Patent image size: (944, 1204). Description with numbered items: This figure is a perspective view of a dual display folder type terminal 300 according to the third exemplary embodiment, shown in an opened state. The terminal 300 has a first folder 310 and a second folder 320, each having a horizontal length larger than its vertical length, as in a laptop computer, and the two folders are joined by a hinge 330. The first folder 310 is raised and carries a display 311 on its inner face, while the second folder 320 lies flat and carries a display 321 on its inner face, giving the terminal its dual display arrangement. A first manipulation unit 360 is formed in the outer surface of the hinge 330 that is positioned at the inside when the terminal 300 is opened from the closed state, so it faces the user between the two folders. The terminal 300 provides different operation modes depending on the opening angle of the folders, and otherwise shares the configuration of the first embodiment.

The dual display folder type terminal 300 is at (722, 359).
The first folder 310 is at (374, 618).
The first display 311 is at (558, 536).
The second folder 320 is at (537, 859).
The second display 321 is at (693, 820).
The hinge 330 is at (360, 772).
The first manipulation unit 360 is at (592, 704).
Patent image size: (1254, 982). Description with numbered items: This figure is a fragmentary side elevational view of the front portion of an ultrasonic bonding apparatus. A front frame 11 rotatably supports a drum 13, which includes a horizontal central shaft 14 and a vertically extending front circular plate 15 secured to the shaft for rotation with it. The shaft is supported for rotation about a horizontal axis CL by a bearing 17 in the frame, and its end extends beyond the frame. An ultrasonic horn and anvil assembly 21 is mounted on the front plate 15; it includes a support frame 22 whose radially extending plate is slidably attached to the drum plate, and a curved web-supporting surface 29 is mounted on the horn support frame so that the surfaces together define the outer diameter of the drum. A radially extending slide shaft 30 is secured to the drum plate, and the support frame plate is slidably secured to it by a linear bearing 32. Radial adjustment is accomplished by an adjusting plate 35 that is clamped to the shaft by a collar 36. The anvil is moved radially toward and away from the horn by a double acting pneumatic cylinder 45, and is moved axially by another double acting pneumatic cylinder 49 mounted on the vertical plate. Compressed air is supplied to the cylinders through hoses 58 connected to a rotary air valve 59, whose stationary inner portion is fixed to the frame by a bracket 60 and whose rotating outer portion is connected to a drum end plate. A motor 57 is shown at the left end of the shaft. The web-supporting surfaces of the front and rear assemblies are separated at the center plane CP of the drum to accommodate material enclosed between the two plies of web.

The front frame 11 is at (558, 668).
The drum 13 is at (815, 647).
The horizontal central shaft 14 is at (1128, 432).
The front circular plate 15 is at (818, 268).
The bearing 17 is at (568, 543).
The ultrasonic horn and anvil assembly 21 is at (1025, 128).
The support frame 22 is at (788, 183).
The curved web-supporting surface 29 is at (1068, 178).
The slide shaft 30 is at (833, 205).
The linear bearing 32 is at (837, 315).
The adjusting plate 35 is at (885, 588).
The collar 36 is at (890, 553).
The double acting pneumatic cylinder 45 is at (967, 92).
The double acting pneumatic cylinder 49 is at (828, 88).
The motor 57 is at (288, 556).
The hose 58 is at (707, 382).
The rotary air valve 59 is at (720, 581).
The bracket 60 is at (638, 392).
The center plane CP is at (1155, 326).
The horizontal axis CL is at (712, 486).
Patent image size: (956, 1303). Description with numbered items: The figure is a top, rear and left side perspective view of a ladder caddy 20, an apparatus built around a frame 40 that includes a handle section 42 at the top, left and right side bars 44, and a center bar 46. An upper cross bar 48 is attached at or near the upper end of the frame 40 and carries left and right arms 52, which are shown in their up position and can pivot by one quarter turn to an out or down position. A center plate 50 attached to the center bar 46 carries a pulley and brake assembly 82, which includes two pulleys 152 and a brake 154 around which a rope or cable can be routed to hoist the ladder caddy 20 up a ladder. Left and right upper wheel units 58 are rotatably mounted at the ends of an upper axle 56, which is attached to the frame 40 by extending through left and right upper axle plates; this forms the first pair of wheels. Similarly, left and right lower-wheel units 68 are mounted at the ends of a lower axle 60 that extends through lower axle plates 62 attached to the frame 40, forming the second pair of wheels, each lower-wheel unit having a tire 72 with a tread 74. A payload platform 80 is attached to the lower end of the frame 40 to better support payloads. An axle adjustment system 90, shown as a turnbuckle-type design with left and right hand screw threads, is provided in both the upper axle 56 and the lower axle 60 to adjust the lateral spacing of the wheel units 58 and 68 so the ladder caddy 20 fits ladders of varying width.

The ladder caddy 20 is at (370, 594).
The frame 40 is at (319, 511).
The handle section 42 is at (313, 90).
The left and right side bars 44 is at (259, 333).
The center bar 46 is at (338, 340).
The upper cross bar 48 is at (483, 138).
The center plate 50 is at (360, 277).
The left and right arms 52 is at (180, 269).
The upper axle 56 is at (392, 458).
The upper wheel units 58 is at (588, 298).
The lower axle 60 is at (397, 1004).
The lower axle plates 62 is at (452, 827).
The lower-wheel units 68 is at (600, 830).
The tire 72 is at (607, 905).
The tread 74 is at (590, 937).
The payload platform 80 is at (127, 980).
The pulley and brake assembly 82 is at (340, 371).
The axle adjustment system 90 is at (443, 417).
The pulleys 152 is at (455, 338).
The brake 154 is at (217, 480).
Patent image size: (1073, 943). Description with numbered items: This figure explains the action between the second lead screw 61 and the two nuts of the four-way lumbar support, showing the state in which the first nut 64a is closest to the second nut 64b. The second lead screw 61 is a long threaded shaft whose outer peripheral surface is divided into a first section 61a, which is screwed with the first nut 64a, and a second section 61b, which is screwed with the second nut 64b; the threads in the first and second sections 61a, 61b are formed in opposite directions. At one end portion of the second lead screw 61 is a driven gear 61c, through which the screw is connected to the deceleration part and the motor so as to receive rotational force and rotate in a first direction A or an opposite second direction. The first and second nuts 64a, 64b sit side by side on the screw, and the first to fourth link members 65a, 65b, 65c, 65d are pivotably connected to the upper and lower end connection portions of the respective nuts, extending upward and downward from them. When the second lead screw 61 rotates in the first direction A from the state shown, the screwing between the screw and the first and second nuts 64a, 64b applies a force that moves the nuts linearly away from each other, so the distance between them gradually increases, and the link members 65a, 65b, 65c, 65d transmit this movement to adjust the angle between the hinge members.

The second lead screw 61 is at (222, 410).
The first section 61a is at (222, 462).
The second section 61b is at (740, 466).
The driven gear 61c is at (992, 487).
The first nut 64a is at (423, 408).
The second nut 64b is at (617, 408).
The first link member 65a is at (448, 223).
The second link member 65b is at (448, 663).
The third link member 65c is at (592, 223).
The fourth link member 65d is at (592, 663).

▬▬▬▬▬▬▬▬▬▬

(WHAT YOU ARE ASKED TO DO):
Render each line of the material above as a JSON array of strings, one string per line, leaving out the blank lines.

(THE COMPLETED TASK):
[
  "Patent image size: (944, 1204). Description with numbered items: This figure is a perspective view of a dual display folder type terminal 300 according to the third exemplary embodiment, shown in an opened state. The terminal 300 has a first folder 310 and a second folder 320, each having a horizontal length larger than its vertical length, as in a laptop computer, and the two folders are joined by a hinge 330. The first folder 310 is raised and carries a display 311 on its inner face, while the second folder 320 lies flat and carries a display 321 on its inner face, giving the terminal its dual display arrangement. A first manipulation unit 360 is formed in the outer surface of the hinge 330 that is positioned at the inside when the terminal 300 is opened from the closed state, so it faces the user between the two folders. The terminal 300 provides different operation modes depending on the opening angle of the folders, and otherwise shares the configuration of the first embodiment.",
  "The dual display folder type terminal 300 is at (722, 359).",
  "The first folder 310 is at (374, 618).",
  "The first display 311 is at (558, 536).",
  "The second folder 320 is at (537, 859).",
  "The second display 321 is at (693, 820).",
  "The hinge 330 is at (360, 772).",
  "The first manipulation unit 360 is at (592, 704).",
  "Patent image size: (1254, 982). Description with numbered items: This figure is a fragmentary side elevational view of the front portion of an ultrasonic bonding apparatus. A front frame 11 rotatably supports a drum 13, which includes a horizontal central shaft 14 and a vertically extending front circular plate 15 secured to the shaft for rotation with it. The shaft is supported for rotation about a horizontal axis CL by a bearing 17 in the frame, and its end extends beyond the frame. An ultrasonic horn and anvil assembly 21 is mounted on the front plate 15; it includes a support frame 22 whose radially extending plate is slidably attached to the drum plate, and a curved web-supporting surface 29 is mounted on the horn support frame so that the surfaces together define the outer diameter of the drum. A radially extending slide shaft 30 is secured to the drum plate, and the support frame plate is slidably secured to it by a linear bearing 32. Radial adjustment is accomplished by an adjusting plate 35 that is clamped to the shaft by a collar 36. The anvil is moved radially toward and away from the horn by a double acting pneumatic cylinder 45, and is moved axially by another double acting pneumatic cylinder 49 mounted on the vertical plate. Compressed air is supplied to the cylinders through hoses 58 connected to a rotary air valve 59, whose stationary inner portion is fixed to the frame by a bracket 60 and whose rotating outer portion is connected to a drum end plate. A motor 57 is shown at the left end of the shaft. The web-supporting surfaces of the front and rear assemblies are separated at the center plane CP of the drum to accommodate material enclosed between the two plies of web.",
  "The front frame 11 is at (558, 668).",
  "The drum 13 is at (815, 647).",
  "The horizontal central shaft 14 is at (1128, 432).",
  "The front circular plate 15 is at (818, 268).",
  "The bearing 17 is at (568, 543).",
  "The ultrasonic horn and anvil assembly 21 is at (1025, 128).",
  "The support frame 22 is at (788, 183).",
  "The curved web-supporting surface 29 is at (1068, 178).",
  "The slide shaft 30 is at (833, 205).",
  "The linear bearing 32 is at (837, 315).",
  "The adjusting plate 35 is at (885, 588).",
  "The collar 36 is at (890, 553).",
  "The double acting pneumatic cylinder 45 is at (967, 92).",
  "The double acting pneumatic cylinder 49 is at (828, 88).",
  "The motor 57 is at (288, 556).",
  "The hose 58 is at (707, 382).",
  "The rotary air valve 59 is at (720, 581).",
  "The bracket 60 is at (638, 392).",
  "The center plane CP is at (1155, 326).",
  "The horizontal axis CL is at (712, 486).",
  "Patent image size: (956, 1303). Description with numbered items: The figure is a top, rear and left side perspective view of a ladder caddy 20, an apparatus built around a frame 40 that includes a handle section 42 at the top, left and right side bars 44, and a center bar 46. An upper cross bar 48 is attached at or near the upper end of the frame 40 and carries left and right arms 52, which are shown in their up position and can pivot by one quarter turn to an out or down position. A center plate 50 attached to the center bar 46 carries a pulley and brake assembly 82, which includes two pulleys 152 and a brake 154 around which a rope or cable can be routed to hoist the ladder caddy 20 up a ladder. Left and right upper wheel units 58 are rotatably mounted at the ends of an upper axle 56, which is attached to the frame 40 by extending through left and right upper axle plates; this forms the first pair of wheels. Similarly, left and right lower-wheel units 68 are mounted at the ends of a lower axle 60 that extends through lower axle plates 62 attached to the frame 40, forming the second pair of wheels, each lower-wheel unit having a tire 72 with a tread 74. A payload platform 80 is attached to the lower end of the frame 40 to better support payloads. An axle adjustment system 90, shown as a turnbuckle-type design with left and right hand screw threads, is provided in both the upper axle 56 and the lower axle 60 to adjust the lateral spacing of the wheel units 58 and 68 so the ladder caddy 20 fits ladders of varying width.",
  "The ladder caddy 20 is at (370, 594).",
  "The frame 40 is at (319, 511).",
  "The handle section 42 is at (313, 90).",
  "The left and right side bars 44 is at (259, 333).",
  "The center bar 46 is at (338, 340).",
  "The upper cross bar 48 is at (483, 138).",
  "The center plate 50 is at (360, 277).",
  "The left and right arms 52 is at (180, 269).",
  "The upper axle 56 is at (392, 458).",
  "The upper wheel units 58 is at (588, 298).",
  "The lower axle 60 is at (397, 1004).",
  "The lower axle plates 62 is at (452, 827).",
  "The lower-wheel units 68 is at (600, 830).",
  "The tire 72 is at (607, 905).",
  "The tread 74 is at (590, 937).",
  "The payload platform 80 is at (127, 980).",
  "The pulley and brake assembly 82 is at (340, 371).",
  "The axle adjustment system 90 is at (443, 417).",
  "The pulleys 152 is at (455, 338).",
  "The brake 154 is at (217, 480).",
  "Patent image size: (1073, 943). Description with numbered items: This figure explains the action between the second lead screw 61 and the two nuts of the four-way lumbar support, showing the state in which the first nut 64a is closest to the second nut 64b. The second lead screw 61 is a long threaded shaft whose outer peripheral surface is divided into a first section 61a, which is screwed with the first nut 64a, and a second section 61b, which is screwed with the second nut 64b; the threads in the first and second sections 61a, 61b are formed in opposite directions. At one end portion of the second lead screw 61 is a driven gear 61c, through which the screw is connected to the deceleration part and the motor so as to receive rotational force and rotate in a first direction A or an opposite second direction. The first and second nuts 64a, 64b sit side by side on the screw, and the first to fourth link members 65a, 65b, 65c, 65d are pivotably connected to the upper and lower end connection portions of the respective nuts, extending upward and downward from them. When the second lead screw 61 rotates in the first direction A from the state shown, the screwing between the screw and the first and second nuts 64a, 64b applies a force that moves the nuts linearly away from each other, so the distance between them gradually increases, and the link members 65a, 65b, 65c, 65d transmit this movement to adjust the angle between the hinge members.",
  "The second lead screw 61 is at (222, 410).",
  "The first section 61a is at (222, 462).",
  "The second section 61b is at (740, 466).",
  "The driven gear 61c is at (992, 487).",
  "The first nut 64a is at (423, 408).",
  "The second nut 64b is at (617, 408).",
  "The first link member 65a is at (448, 223).",
  "The second link member 65b is at (448, 663).",
  "The third link member 65c is at (592, 223).",
  "The fourth link member 65d is at (592, 663)."
]